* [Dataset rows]
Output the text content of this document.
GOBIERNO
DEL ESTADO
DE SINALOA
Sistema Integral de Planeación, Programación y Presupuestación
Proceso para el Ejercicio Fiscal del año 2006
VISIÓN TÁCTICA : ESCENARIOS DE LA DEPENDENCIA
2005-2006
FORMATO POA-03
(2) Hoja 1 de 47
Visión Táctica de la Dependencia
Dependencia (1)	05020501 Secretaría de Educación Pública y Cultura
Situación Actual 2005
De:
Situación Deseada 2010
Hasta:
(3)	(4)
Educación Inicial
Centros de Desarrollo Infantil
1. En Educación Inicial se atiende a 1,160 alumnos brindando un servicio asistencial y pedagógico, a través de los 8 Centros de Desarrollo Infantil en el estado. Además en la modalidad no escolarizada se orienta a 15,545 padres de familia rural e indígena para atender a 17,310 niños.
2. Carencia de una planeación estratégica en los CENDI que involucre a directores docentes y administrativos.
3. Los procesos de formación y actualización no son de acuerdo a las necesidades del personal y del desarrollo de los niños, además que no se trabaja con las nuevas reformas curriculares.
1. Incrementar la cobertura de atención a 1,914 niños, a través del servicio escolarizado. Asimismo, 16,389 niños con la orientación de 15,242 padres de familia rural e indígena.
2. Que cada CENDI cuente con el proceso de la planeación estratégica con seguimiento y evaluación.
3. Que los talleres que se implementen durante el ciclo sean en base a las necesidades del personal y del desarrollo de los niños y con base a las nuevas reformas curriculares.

* [EXERCISE]
Read the entries and select each line where the word "reformas" is found.

* [ANSWER FOR THE TASK]
3. Los procesos de formación y actualización no son de acuerdo a las necesidades del personal y del desarrollo de los niños, además que no se trabaja con las nuevas reformas curriculares.
3. Que los talleres que se implementen durante el ciclo sean en base a las necesidades del personal y del desarrollo de los niños y con base a las nuevas reformas curriculares.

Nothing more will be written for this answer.